-- Task details --
Every record should be written out exactly, with the pictures left out.

-- Data rows --
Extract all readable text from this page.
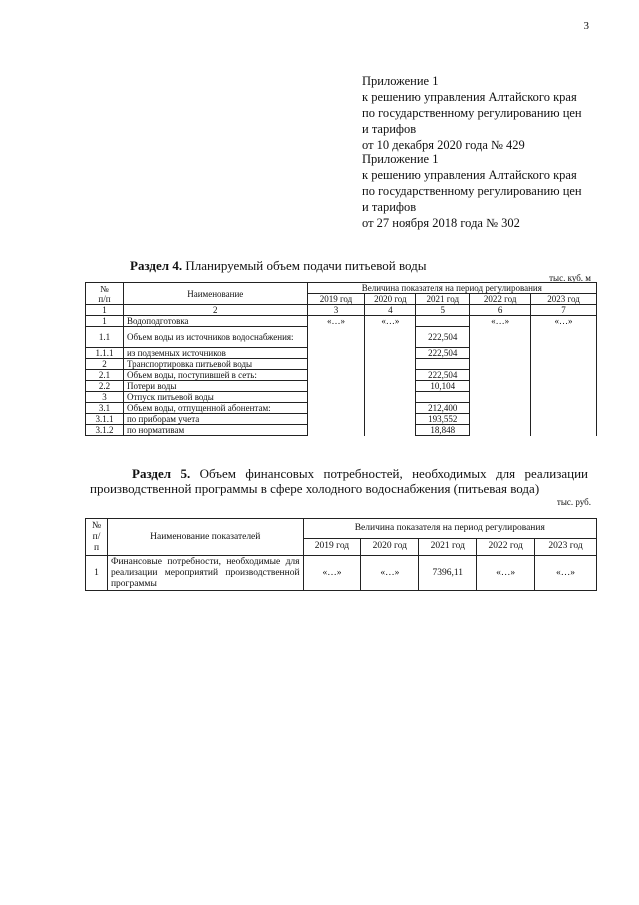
3
Приложение 1
к решению управления Алтайского края
по государственному регулированию цен
и тарифов
от 10 декабря 2020 года № 429
Приложение 1
к решению управления Алтайского края
по государственному регулированию цен
и тарифов
от 27 ноября 2018 года № 302
Раздел 4. Планируемый объем подачи питьевой воды
тыс. куб. м
№
п/п	Наименование	Величина показателя на период регулирования				
		2019 год	2020 год	2021 год	2022 год	2023 год
1	2	3	4	5	6	7
1	Водоподготовка	«…»	«…»		«…»	«…»
1.1	Объем воды из источников водоснабжения:			222,504		
1.1.1	из подземных источников			222,504		
2	Транспортировка питьевой воды					
2.1	Объем воды, поступившей в сеть:			222,504		
2.2	Потери воды			10,104		
3	Отпуск питьевой воды					
3.1	Объем воды, отпущенной абонентам:			212,400		
3.1.1	по приборам учета			193,552		
3.1.2	по нормативам			18,848		
Раздел 5. Объем финансовых потребностей, необходимых для реализации производственной программы в сфере холодного водоснабжения (питьевая вода)
тыс. руб.
№
п/
п	Наименование показателей	Величина показателя на период регулирования				
		2019 год	2020 год	2021 год	2022 год	2023 год
1	Финансовые потребности, необходимые для реализации мероприятий производственной программы	«…»	«…»	7396,11	«…»	«…»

-- Final result --
Extract all readable text from this page.
3
Приложение 1
к решению управления Алтайского края
по государственному регулированию цен
и тарифов
от 10 декабря 2020 года № 429
Приложение 1
к решению управления Алтайского края
по государственному регулированию цен
и тарифов
от 27 ноября 2018 года № 302
Раздел 4. Планируемый объем подачи питьевой воды
тыс. куб. м
№
п/п	Наименование	Величина показателя на период регулирования				
		2019 год	2020 год	2021 год	2022 год	2023 год
1	2	3	4	5	6	7
1	Водоподготовка	«…»	«…»		«…»	«…»
1.1	Объем воды из источников водоснабжения:			222,504		
1.1.1	из подземных источников			222,504		
2	Транспортировка питьевой воды					
2.1	Объем воды, поступившей в сеть:			222,504		
2.2	Потери воды			10,104		
3	Отпуск питьевой воды					
3.1	Объем воды, отпущенной абонентам:			212,400		
3.1.1	по приборам учета			193,552		
3.1.2	по нормативам			18,848		
Раздел 5. Объем финансовых потребностей, необходимых для реализации производственной программы в сфере холодного водоснабжения (питьевая вода)
тыс. руб.
№
п/
п	Наименование показателей	Величина показателя на период регулирования				
		2019 год	2020 год	2021 год	2022 год	2023 год
1	Финансовые потребности, необходимые для реализации мероприятий производственной программы	«…»	«…»	7396,11	«…»	«…»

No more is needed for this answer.